### Information provided:

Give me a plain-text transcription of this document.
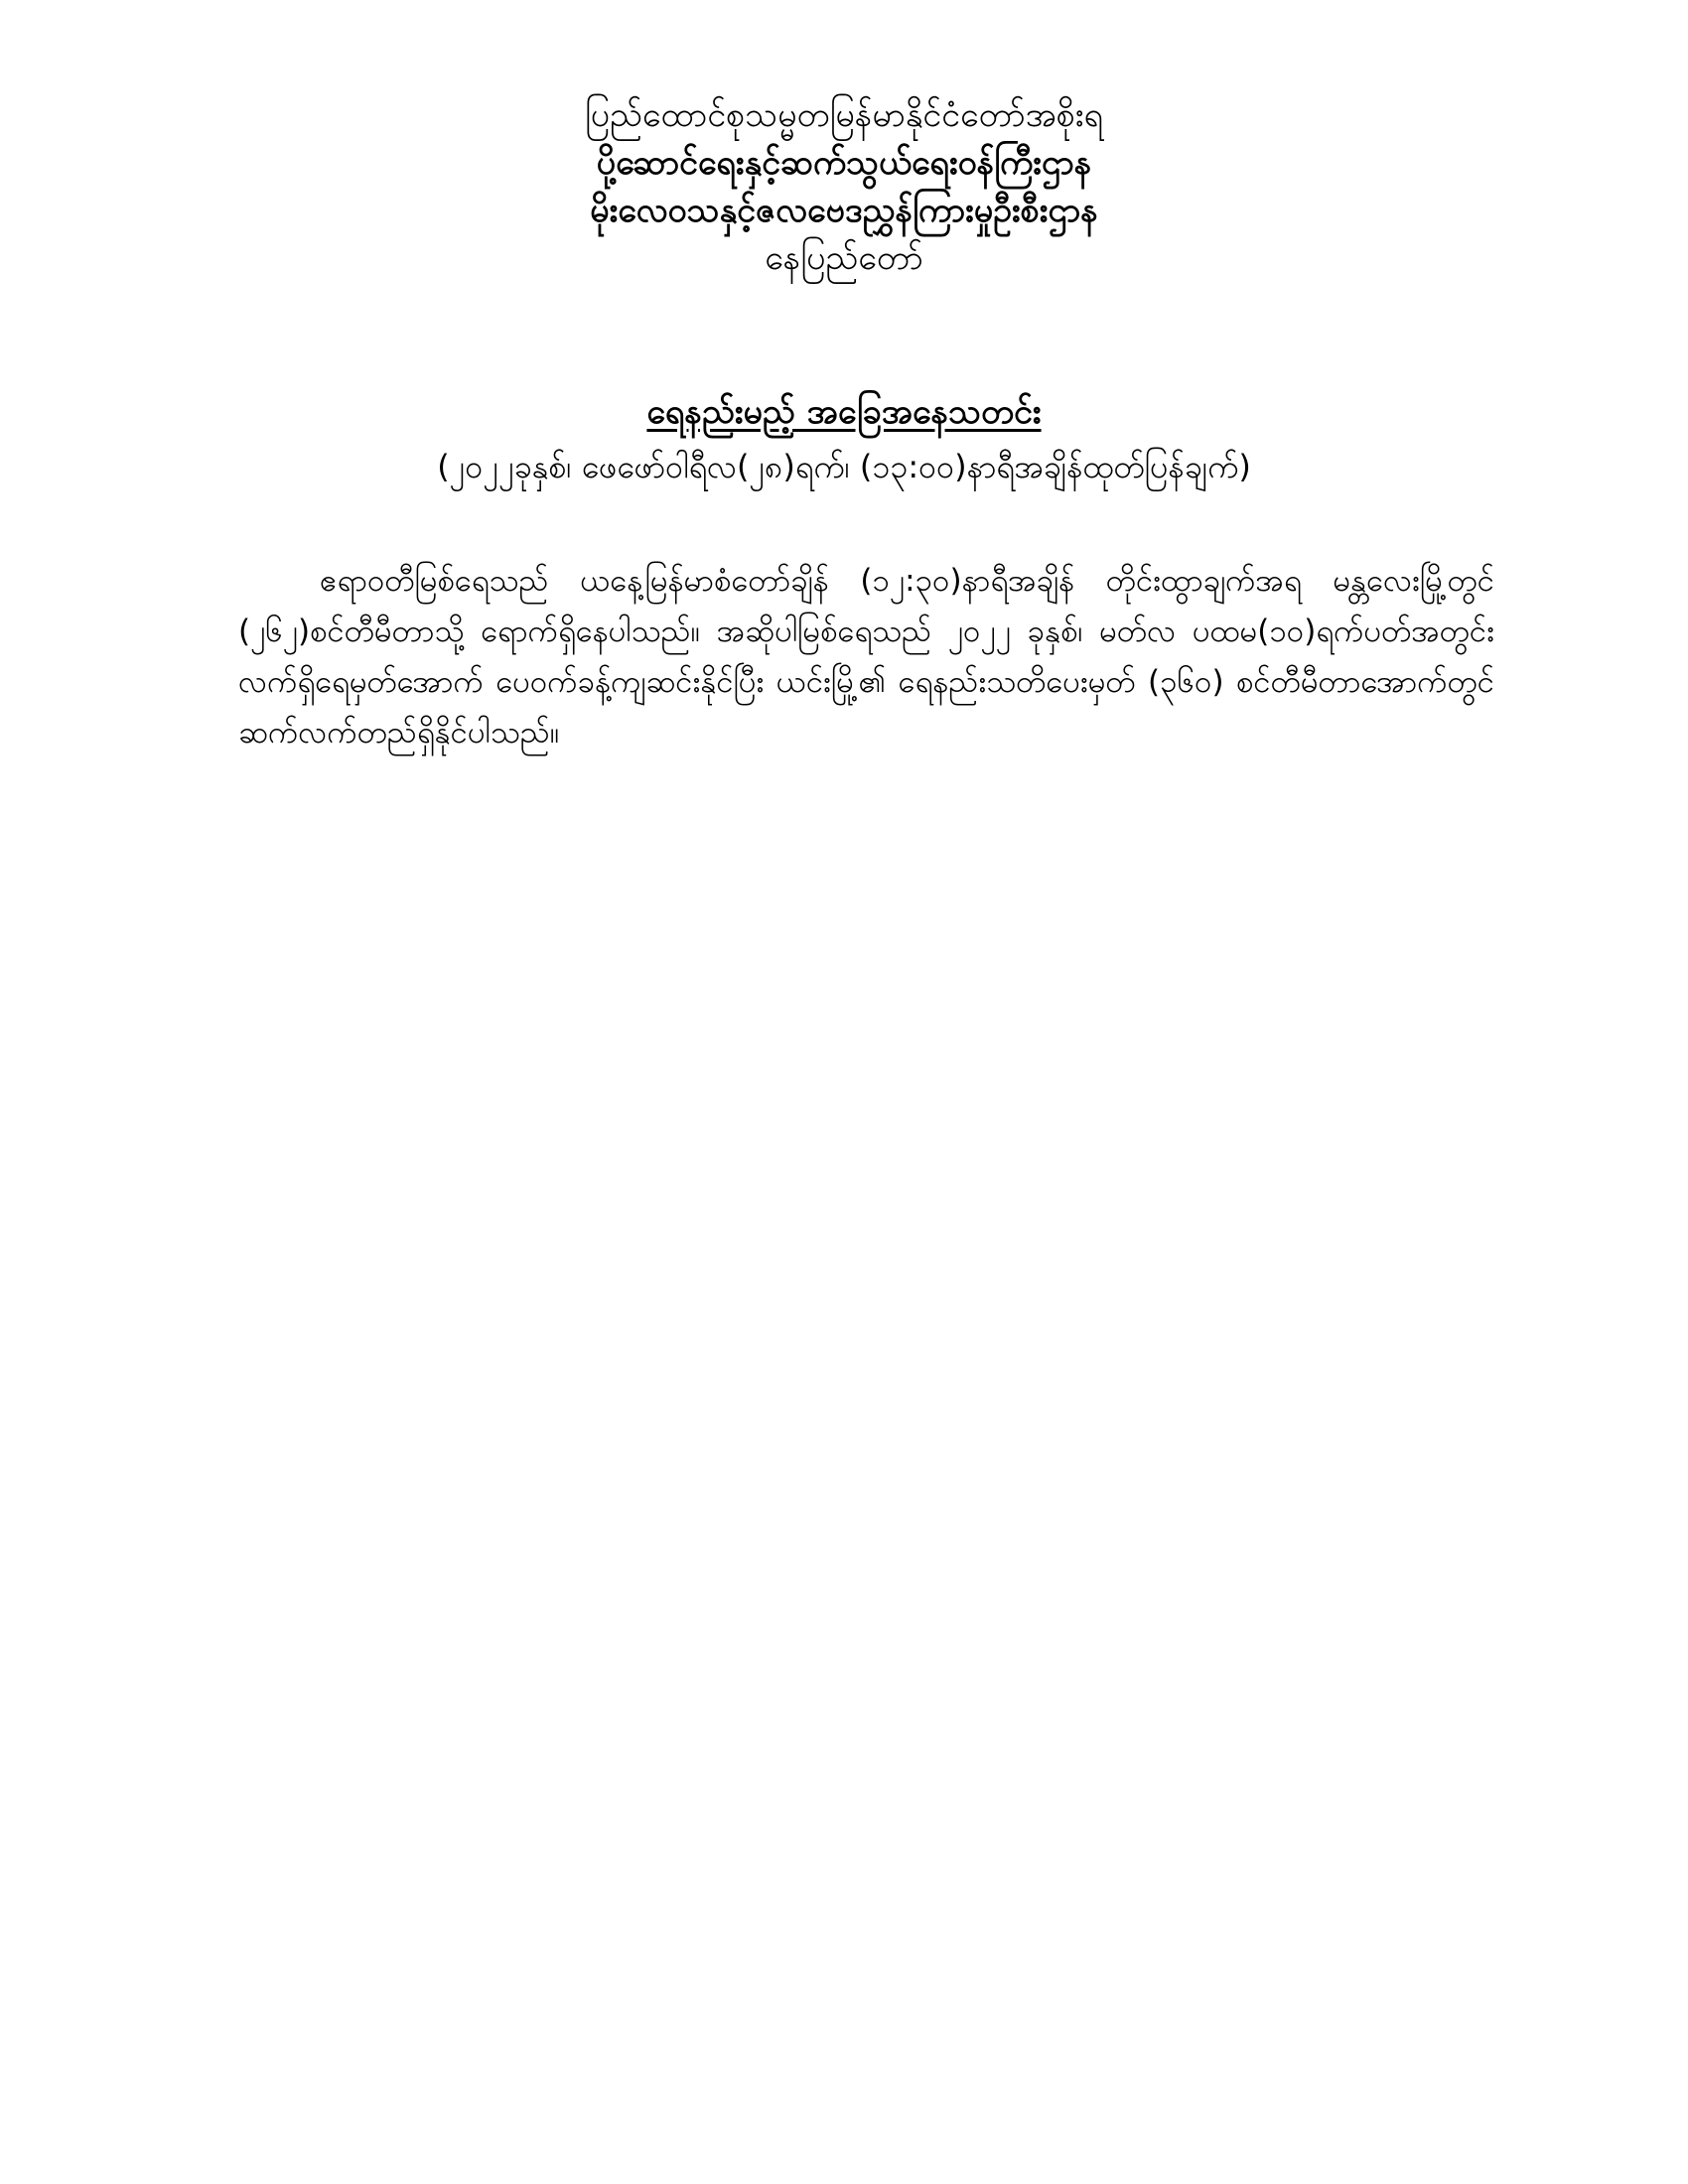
ပြည်ထောင်စုသမ္မတမြန်မာနိုင်ငံတော်အစိုးရ
ပို့ဆောင်ရေးနှင့်ဆက်သွယ်ရေးဝန်ကြီးဌာန
မိုးလေဝသနှင့်ဇလဗေဒညွှန်ကြားမှုဦးစီးဌာန
နေပြည်တော်
ရေနည်းမည့် အခြေအနေသတင်း
(၂၀၂၂ခုနှစ်၊ ဖေဖော်ဝါရီလ(၂၈)ရက်၊ (၁၃:၀၀)နာရီအချိန်ထုတ်ပြန်ချက်)

ဧရာဝတီမြစ်ရေသည် ယနေ့မြန်မာစံတော်ချိန် (၁၂:၃၀)နာရီအချိန် တိုင်းထွာချက်အရ မန္တလေးမြို့တွင် (၂၆၂)စင်တီမီတာသို့ ရောက်ရှိနေပါသည်။ အဆိုပါမြစ်ရေသည် ၂၀၂၂ ခုနှစ်၊ မတ်လ ပထမ(၁၀)ရက်ပတ်အတွင်း လက်ရှိရေမှတ်အောက် ပေ၀က်ခန့်ကျဆင်းနိုင်ပြီး ယင်းမြို့၏ ရေနည်းသတိပေးမှတ် (၃၆၀) စင်တီမီတာအောက်တွင် ဆက်လက်တည်ရှိနိုင်ပါသည်။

### Aim:
Make an exact copy of every record, pictures excluded.

### Right answer:
Give me a plain-text transcription of this document.
ပြည်ထောင်စုသမ္မတမြန်မာနိုင်ငံတော်အစိုးရ
ပို့ဆောင်ရေးနှင့်ဆက်သွယ်ရေးဝန်ကြီးဌာန
မိုးလေဝသနှင့်ဇလဗေဒညွှန်ကြားမှုဦးစီးဌာန
နေပြည်တော်
ရေနည်းမည့် အခြေအနေသတင်း
(၂၀၂၂ခုနှစ်၊ ဖေဖော်ဝါရီလ(၂၈)ရက်၊ (၁၃:၀၀)နာရီအချိန်ထုတ်ပြန်ချက်)

ဧရာဝတီမြစ်ရေသည် ယနေ့မြန်မာစံတော်ချိန် (၁၂:၃၀)နာရီအချိန် တိုင်းထွာချက်အရ မန္တလေးမြို့တွင် (၂၆၂)စင်တီမီတာသို့ ရောက်ရှိနေပါသည်။ အဆိုပါမြစ်ရေသည် ၂၀၂၂ ခုနှစ်၊ မတ်လ ပထမ(၁၀)ရက်ပတ်အတွင်း လက်ရှိရေမှတ်အောက် ပေ၀က်ခန့်ကျဆင်းနိုင်ပြီး ယင်းမြို့၏ ရေနည်းသတိပေးမှတ် (၃၆၀) စင်တီမီတာအောက်တွင် ဆက်လက်တည်ရှိနိုင်ပါသည်။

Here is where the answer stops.